>> start Data for this exercise

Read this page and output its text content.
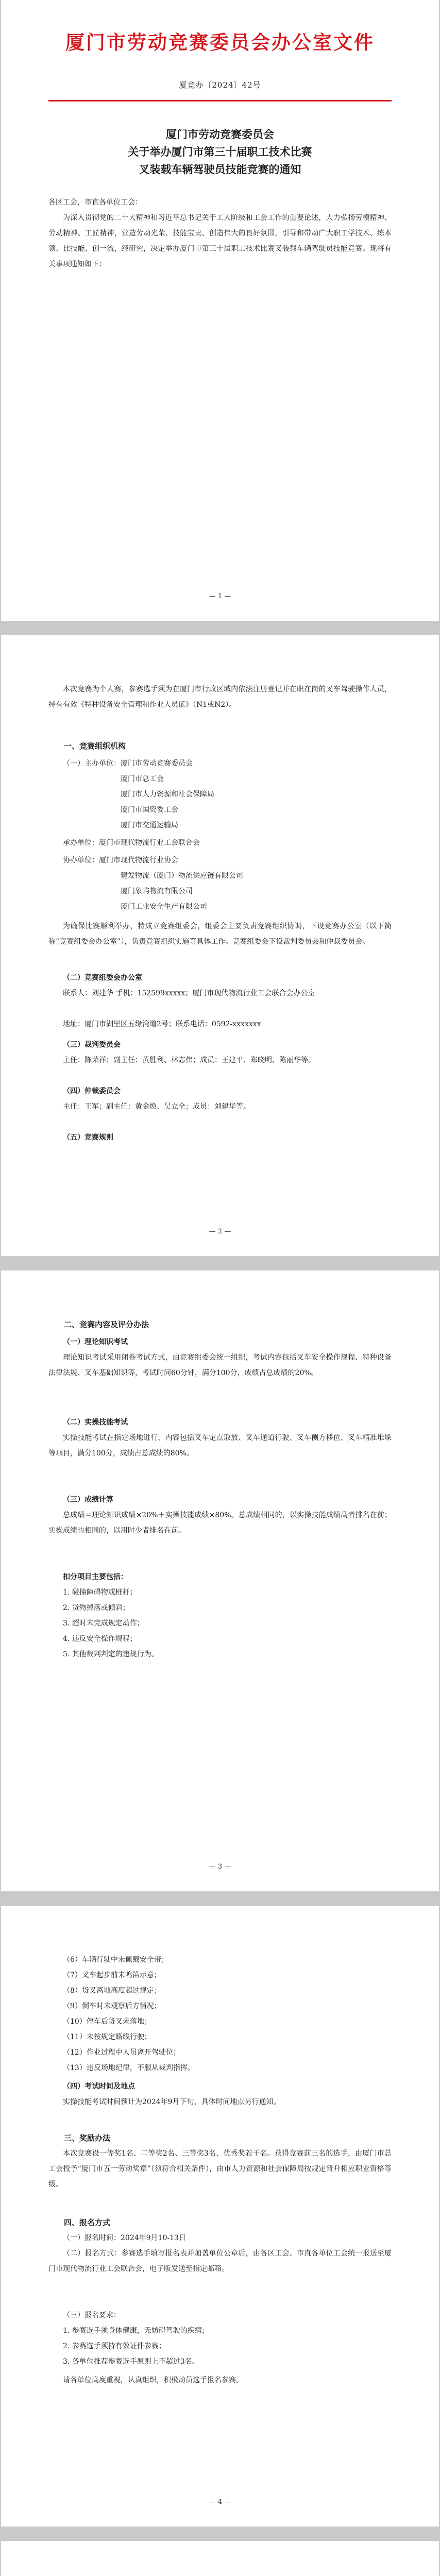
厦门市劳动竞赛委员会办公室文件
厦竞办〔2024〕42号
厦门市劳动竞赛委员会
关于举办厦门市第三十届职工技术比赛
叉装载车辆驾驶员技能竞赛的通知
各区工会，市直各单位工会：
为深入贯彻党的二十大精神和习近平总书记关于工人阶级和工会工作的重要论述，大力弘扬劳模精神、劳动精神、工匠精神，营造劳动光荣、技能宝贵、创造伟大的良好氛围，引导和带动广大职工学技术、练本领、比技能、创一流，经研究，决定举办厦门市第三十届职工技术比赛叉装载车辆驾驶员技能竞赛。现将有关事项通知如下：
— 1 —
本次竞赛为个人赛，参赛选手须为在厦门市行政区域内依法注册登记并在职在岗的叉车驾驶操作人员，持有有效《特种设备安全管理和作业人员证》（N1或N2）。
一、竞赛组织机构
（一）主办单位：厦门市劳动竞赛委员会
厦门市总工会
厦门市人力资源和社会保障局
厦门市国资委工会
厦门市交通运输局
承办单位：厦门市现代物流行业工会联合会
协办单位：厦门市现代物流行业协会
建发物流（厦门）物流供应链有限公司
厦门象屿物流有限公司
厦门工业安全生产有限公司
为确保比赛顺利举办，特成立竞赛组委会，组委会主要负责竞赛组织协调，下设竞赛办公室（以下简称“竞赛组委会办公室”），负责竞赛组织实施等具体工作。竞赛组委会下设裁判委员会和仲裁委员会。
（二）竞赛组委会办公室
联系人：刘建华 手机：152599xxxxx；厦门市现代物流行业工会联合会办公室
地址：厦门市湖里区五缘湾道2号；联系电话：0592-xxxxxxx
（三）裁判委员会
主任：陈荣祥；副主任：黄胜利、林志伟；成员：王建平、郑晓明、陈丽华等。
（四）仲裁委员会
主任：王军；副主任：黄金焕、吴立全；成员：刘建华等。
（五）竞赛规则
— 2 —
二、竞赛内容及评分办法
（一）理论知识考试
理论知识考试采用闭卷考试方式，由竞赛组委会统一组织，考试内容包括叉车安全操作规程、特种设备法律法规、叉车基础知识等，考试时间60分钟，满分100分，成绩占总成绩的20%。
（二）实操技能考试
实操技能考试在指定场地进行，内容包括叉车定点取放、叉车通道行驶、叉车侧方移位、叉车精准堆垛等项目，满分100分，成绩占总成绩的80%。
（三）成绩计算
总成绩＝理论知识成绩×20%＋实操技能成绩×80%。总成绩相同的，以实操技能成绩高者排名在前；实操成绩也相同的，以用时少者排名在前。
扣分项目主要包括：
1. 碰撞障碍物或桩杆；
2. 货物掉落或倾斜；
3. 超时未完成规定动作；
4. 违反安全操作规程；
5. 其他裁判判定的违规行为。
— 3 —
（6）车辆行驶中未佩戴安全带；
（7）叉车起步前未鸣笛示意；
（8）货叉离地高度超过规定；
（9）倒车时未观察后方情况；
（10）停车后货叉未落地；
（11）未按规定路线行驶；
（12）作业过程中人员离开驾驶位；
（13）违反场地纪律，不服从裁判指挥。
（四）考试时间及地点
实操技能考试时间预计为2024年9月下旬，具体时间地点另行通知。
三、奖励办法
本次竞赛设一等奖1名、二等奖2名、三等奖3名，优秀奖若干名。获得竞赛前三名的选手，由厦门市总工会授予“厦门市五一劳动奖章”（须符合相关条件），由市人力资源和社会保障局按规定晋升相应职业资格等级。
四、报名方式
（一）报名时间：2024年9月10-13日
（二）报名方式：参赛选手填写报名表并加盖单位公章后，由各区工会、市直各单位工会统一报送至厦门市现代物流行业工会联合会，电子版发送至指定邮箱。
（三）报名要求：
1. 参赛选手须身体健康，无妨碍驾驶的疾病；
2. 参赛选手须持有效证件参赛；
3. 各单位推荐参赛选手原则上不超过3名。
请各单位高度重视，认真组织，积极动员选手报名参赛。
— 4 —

>> end Data for this exercise

**Your goal**
Show every line from the entries above in which the word "报名方式" appears.

**Written reply**
四、报名方式
（二）报名方式：参赛选手填写报名表并加盖单位公章后，由各区工会、市直各单位工会统一报送至厦门市现代物流行业工会联合会，电子版发送至指定邮箱。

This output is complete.